-- Start of Entries supplied --
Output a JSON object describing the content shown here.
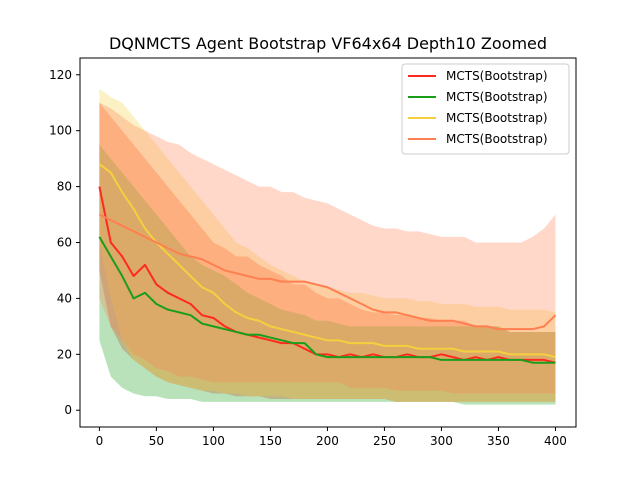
{
  "chart_data": {
    "type": "line",
    "title": "DQNMCTS Agent Bootstrap VF64x64 Depth10 Zoomed",
    "xlabel": "",
    "ylabel": "",
    "xlim": [
      -17,
      418
    ],
    "ylim": [
      -6,
      126
    ],
    "xticks": [
      0,
      50,
      100,
      150,
      200,
      250,
      300,
      350,
      400
    ],
    "yticks": [
      0,
      20,
      40,
      60,
      80,
      100,
      120
    ],
    "grid": false,
    "legend_position": "top-right",
    "series": [
      {
        "name": "MCTS(Bootstrap)",
        "color": "#ff2a1f",
        "x": [
          0,
          10,
          20,
          30,
          40,
          50,
          60,
          70,
          80,
          90,
          100,
          110,
          120,
          130,
          140,
          150,
          160,
          170,
          180,
          190,
          200,
          210,
          220,
          230,
          240,
          250,
          260,
          270,
          280,
          290,
          300,
          310,
          320,
          330,
          340,
          350,
          360,
          370,
          380,
          390,
          400
        ],
        "values": [
          80,
          60,
          55,
          48,
          52,
          45,
          42,
          40,
          38,
          34,
          33,
          30,
          28,
          27,
          26,
          25,
          24,
          24,
          22,
          20,
          20,
          19,
          20,
          19,
          20,
          19,
          19,
          20,
          19,
          19,
          20,
          19,
          18,
          19,
          18,
          19,
          18,
          18,
          18,
          18,
          17
        ],
        "lower": [
          50,
          30,
          22,
          18,
          15,
          12,
          10,
          9,
          8,
          7,
          6,
          6,
          5,
          5,
          5,
          4,
          4,
          4,
          4,
          4,
          4,
          4,
          4,
          4,
          4,
          4,
          3,
          3,
          3,
          3,
          3,
          3,
          3,
          3,
          3,
          3,
          3,
          3,
          3,
          3,
          3
        ],
        "upper": [
          110,
          105,
          100,
          95,
          90,
          85,
          80,
          75,
          70,
          65,
          60,
          58,
          55,
          55,
          52,
          50,
          48,
          45,
          45,
          42,
          40,
          40,
          38,
          36,
          35,
          35,
          34,
          34,
          33,
          33,
          32,
          32,
          32,
          30,
          30,
          30,
          28,
          28,
          28,
          28,
          28
        ]
      },
      {
        "name": "MCTS(Bootstrap)",
        "color": "#1a9e1a",
        "x": [
          0,
          10,
          20,
          30,
          40,
          50,
          60,
          70,
          80,
          90,
          100,
          110,
          120,
          130,
          140,
          150,
          160,
          170,
          180,
          190,
          200,
          210,
          220,
          230,
          240,
          250,
          260,
          270,
          280,
          290,
          300,
          310,
          320,
          330,
          340,
          350,
          360,
          370,
          380,
          390,
          400
        ],
        "values": [
          62,
          55,
          48,
          40,
          42,
          38,
          36,
          35,
          34,
          31,
          30,
          29,
          28,
          27,
          27,
          26,
          25,
          24,
          24,
          20,
          19,
          19,
          19,
          19,
          19,
          19,
          19,
          19,
          19,
          19,
          18,
          18,
          18,
          18,
          18,
          18,
          18,
          18,
          17,
          17,
          17
        ],
        "lower": [
          25,
          12,
          8,
          6,
          5,
          5,
          4,
          4,
          4,
          3,
          3,
          3,
          3,
          3,
          3,
          3,
          3,
          3,
          3,
          3,
          3,
          3,
          3,
          3,
          3,
          3,
          3,
          3,
          3,
          3,
          3,
          3,
          2,
          2,
          2,
          2,
          2,
          2,
          2,
          2,
          2
        ],
        "upper": [
          95,
          90,
          85,
          80,
          75,
          70,
          65,
          60,
          55,
          52,
          50,
          48,
          45,
          42,
          40,
          38,
          36,
          35,
          34,
          32,
          32,
          31,
          30,
          30,
          30,
          30,
          30,
          30,
          30,
          30,
          30,
          30,
          30,
          30,
          30,
          30,
          28,
          28,
          28,
          28,
          28
        ]
      },
      {
        "name": "MCTS(Bootstrap)",
        "color": "#f4d03f",
        "x": [
          0,
          10,
          20,
          30,
          40,
          50,
          60,
          70,
          80,
          90,
          100,
          110,
          120,
          130,
          140,
          150,
          160,
          170,
          180,
          190,
          200,
          210,
          220,
          230,
          240,
          250,
          260,
          270,
          280,
          290,
          300,
          310,
          320,
          330,
          340,
          350,
          360,
          370,
          380,
          390,
          400
        ],
        "values": [
          88,
          85,
          78,
          72,
          65,
          60,
          56,
          52,
          48,
          44,
          42,
          38,
          35,
          33,
          32,
          30,
          29,
          28,
          27,
          26,
          25,
          25,
          24,
          24,
          24,
          23,
          23,
          23,
          22,
          22,
          22,
          22,
          21,
          21,
          21,
          21,
          20,
          20,
          20,
          20,
          19
        ],
        "lower": [
          60,
          40,
          25,
          18,
          15,
          12,
          10,
          9,
          8,
          7,
          7,
          6,
          6,
          5,
          5,
          5,
          5,
          4,
          4,
          4,
          4,
          4,
          4,
          4,
          4,
          4,
          3,
          3,
          3,
          3,
          3,
          3,
          3,
          3,
          3,
          3,
          3,
          3,
          3,
          3,
          3
        ],
        "upper": [
          115,
          112,
          110,
          105,
          100,
          95,
          90,
          85,
          80,
          75,
          70,
          65,
          60,
          58,
          55,
          52,
          50,
          48,
          46,
          45,
          44,
          43,
          42,
          42,
          41,
          40,
          40,
          40,
          39,
          39,
          38,
          38,
          38,
          37,
          37,
          37,
          36,
          36,
          36,
          36,
          35
        ]
      },
      {
        "name": "MCTS(Bootstrap)",
        "color": "#ff7f50",
        "x": [
          0,
          10,
          20,
          30,
          40,
          50,
          60,
          70,
          80,
          90,
          100,
          110,
          120,
          130,
          140,
          150,
          160,
          170,
          180,
          190,
          200,
          210,
          220,
          230,
          240,
          250,
          260,
          270,
          280,
          290,
          300,
          310,
          320,
          330,
          340,
          350,
          360,
          370,
          380,
          390,
          400
        ],
        "values": [
          70,
          68,
          66,
          64,
          62,
          60,
          58,
          56,
          55,
          54,
          52,
          50,
          49,
          48,
          47,
          47,
          46,
          46,
          46,
          45,
          44,
          42,
          40,
          38,
          36,
          35,
          35,
          34,
          33,
          32,
          32,
          32,
          31,
          30,
          30,
          29,
          29,
          29,
          29,
          30,
          34
        ],
        "lower": [
          40,
          30,
          25,
          20,
          18,
          15,
          14,
          12,
          12,
          11,
          10,
          10,
          10,
          10,
          10,
          10,
          10,
          10,
          10,
          10,
          10,
          10,
          8,
          8,
          8,
          8,
          7,
          7,
          7,
          7,
          7,
          6,
          6,
          6,
          6,
          6,
          6,
          6,
          6,
          6,
          6
        ],
        "upper": [
          110,
          108,
          105,
          102,
          100,
          98,
          96,
          95,
          92,
          90,
          88,
          86,
          84,
          82,
          80,
          80,
          78,
          78,
          76,
          75,
          74,
          72,
          70,
          68,
          66,
          65,
          65,
          64,
          64,
          63,
          62,
          62,
          62,
          60,
          60,
          60,
          60,
          60,
          62,
          65,
          70
        ]
      }
    ]
  }
}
-- End of Entries supplied --
• _Written task_:
Report the number of lines in the listing above that include the word "color", and nothing else.

• _Output of the task_:
4